### [Stored data]
::::

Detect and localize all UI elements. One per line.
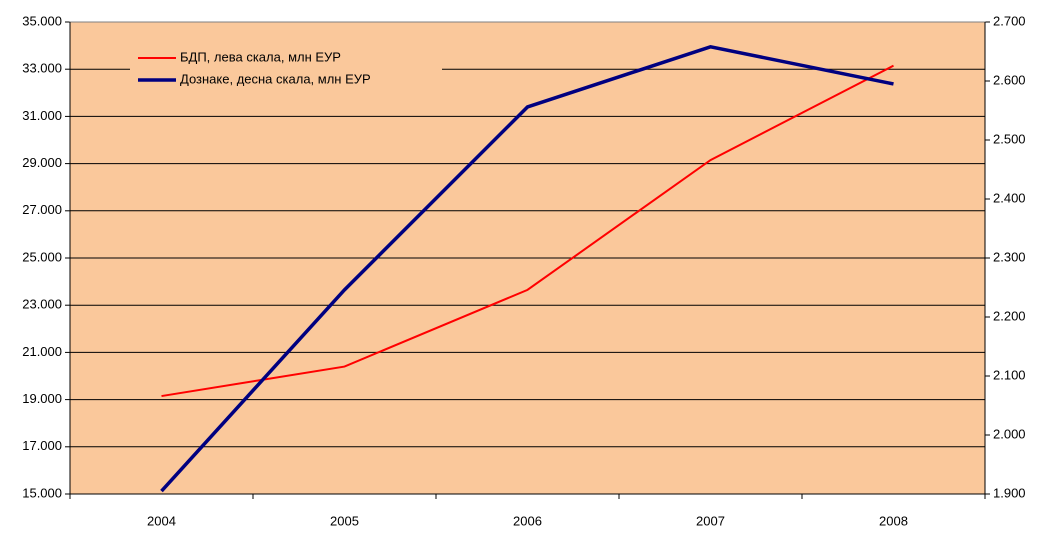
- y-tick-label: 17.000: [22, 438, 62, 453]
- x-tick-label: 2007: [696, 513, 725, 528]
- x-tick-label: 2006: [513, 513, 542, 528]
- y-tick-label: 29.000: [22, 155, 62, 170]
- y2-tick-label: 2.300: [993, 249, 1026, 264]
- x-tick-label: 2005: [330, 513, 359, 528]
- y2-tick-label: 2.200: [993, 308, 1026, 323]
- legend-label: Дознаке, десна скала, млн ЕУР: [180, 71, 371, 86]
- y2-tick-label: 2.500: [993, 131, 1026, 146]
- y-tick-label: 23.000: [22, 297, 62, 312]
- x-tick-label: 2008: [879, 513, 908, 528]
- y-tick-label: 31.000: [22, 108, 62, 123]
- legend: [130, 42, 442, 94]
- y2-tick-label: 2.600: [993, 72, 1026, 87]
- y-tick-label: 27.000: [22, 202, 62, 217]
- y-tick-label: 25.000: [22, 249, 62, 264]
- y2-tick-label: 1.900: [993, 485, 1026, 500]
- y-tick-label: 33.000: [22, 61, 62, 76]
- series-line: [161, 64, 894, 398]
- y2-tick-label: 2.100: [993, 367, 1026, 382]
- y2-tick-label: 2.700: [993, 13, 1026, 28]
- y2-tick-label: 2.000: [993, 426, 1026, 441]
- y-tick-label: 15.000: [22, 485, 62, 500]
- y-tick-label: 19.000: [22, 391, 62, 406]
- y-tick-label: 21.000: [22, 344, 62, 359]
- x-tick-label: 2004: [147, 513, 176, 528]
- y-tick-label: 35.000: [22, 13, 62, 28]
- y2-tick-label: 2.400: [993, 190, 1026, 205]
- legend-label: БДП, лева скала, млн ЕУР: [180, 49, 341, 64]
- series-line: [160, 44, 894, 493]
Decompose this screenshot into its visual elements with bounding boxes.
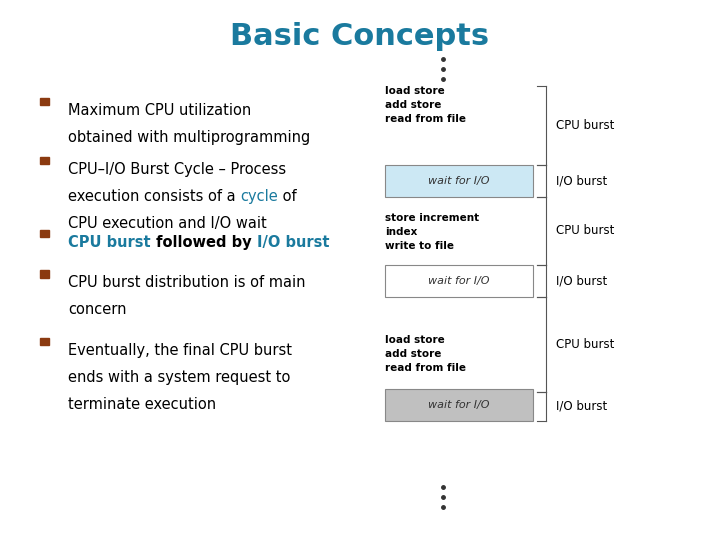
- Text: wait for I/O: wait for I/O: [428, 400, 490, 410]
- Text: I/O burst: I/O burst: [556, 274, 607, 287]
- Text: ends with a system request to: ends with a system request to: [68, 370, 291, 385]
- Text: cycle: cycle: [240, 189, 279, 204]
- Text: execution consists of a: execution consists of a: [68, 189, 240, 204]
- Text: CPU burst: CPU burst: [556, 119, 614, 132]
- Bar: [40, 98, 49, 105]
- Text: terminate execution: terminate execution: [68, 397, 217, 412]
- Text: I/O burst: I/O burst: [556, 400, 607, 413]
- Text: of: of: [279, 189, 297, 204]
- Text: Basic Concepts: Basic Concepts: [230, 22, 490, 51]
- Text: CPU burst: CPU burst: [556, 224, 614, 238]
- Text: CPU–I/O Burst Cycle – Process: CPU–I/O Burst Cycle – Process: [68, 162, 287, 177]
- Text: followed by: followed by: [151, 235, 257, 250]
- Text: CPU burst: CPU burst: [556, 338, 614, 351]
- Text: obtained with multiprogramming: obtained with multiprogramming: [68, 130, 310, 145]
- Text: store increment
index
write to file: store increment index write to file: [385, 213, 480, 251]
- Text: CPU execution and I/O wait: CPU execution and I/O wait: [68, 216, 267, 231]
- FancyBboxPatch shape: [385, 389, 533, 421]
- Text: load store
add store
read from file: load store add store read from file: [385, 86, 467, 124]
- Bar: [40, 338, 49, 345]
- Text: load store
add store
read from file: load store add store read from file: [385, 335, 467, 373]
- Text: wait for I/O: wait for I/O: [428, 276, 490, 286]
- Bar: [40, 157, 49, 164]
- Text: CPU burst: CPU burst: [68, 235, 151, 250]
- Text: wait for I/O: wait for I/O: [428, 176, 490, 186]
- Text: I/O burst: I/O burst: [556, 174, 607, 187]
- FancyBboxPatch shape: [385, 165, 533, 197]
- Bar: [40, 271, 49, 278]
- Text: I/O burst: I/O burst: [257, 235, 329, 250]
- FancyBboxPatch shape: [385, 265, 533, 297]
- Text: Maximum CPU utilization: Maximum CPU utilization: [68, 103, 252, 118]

::::

### [Problem]
Rewrite the entries from the line with "- y-tick-label: 17.000: [22, 438, 62, 453]" to the line with "Decompose this screenshot", both included, as a numbered list, leaving out any blank lines.

### [Output of the exercise]
1. - y-tick-label: 17.000: [22, 438, 62, 453]
2. - x-tick-label: 2007: [696, 513, 725, 528]
3. - x-tick-label: 2006: [513, 513, 542, 528]
4. - y-tick-label: 29.000: [22, 155, 62, 170]
5. - y2-tick-label: 2.300: [993, 249, 1026, 264]
6. - x-tick-label: 2005: [330, 513, 359, 528]
7. - y2-tick-label: 2.200: [993, 308, 1026, 323]
8. - legend-label: Дознаке, десна скала, млн ЕУР: [180, 71, 371, 86]
9. - y2-tick-label: 2.500: [993, 131, 1026, 146]
10. - y-tick-label: 23.000: [22, 297, 62, 312]
11. - x-tick-label: 2008: [879, 513, 908, 528]
12. - y-tick-label: 31.000: [22, 108, 62, 123]
13. - legend: [130, 42, 442, 94]
14. - y2-tick-label: 2.600: [993, 72, 1026, 87]
15. - y-tick-label: 27.000: [22, 202, 62, 217]
16. - y-tick-label: 25.000: [22, 249, 62, 264]
17. - y2-tick-label: 1.900: [993, 485, 1026, 500]
18. - y-tick-label: 33.000: [22, 61, 62, 76]
19. - series-line: [161, 64, 894, 398]
20. - y2-tick-label: 2.100: [993, 367, 1026, 382]
21. - y2-tick-label: 2.700: [993, 13, 1026, 28]
22. - y2-tick-label: 2.000: [993, 426, 1026, 441]
23. - y-tick-label: 15.000: [22, 485, 62, 500]
24. - y-tick-label: 19.000: [22, 391, 62, 406]
25. - y-tick-label: 21.000: [22, 344, 62, 359]
26. - x-tick-label: 2004: [147, 513, 176, 528]
27. - y-tick-label: 35.000: [22, 13, 62, 28]
28. - y2-tick-label: 2.400: [993, 190, 1026, 205]
29. - legend-label: БДП, лева скала, млн ЕУР: [180, 49, 341, 64]
30. - series-line: [160, 44, 894, 493]
31. Decompose this screenshot into its visual elements with bounding boxes.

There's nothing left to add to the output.